Some records:
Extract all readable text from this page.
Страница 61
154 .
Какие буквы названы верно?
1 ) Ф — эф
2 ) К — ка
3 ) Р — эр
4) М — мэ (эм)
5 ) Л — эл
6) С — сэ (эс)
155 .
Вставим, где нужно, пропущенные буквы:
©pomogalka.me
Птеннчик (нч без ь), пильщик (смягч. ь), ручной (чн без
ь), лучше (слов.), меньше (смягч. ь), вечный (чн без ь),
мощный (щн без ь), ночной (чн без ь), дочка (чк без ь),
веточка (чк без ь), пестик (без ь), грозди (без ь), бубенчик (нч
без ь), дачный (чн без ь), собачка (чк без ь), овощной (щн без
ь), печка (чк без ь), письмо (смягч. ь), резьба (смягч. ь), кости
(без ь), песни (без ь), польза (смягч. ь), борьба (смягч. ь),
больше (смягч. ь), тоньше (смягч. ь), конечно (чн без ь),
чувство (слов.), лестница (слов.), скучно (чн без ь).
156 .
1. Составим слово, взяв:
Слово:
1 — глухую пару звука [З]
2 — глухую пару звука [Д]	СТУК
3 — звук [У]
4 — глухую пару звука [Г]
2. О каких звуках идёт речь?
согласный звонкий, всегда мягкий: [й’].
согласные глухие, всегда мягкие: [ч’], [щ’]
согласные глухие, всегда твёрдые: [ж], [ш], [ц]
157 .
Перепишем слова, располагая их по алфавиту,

> _The exercise_
Report every line containing the word "глухие" from the listing above.

> _Complete answer_
согласные глухие, всегда мягкие: [ч’], [щ’]
согласные глухие, всегда твёрдые: [ж], [ш], [ц]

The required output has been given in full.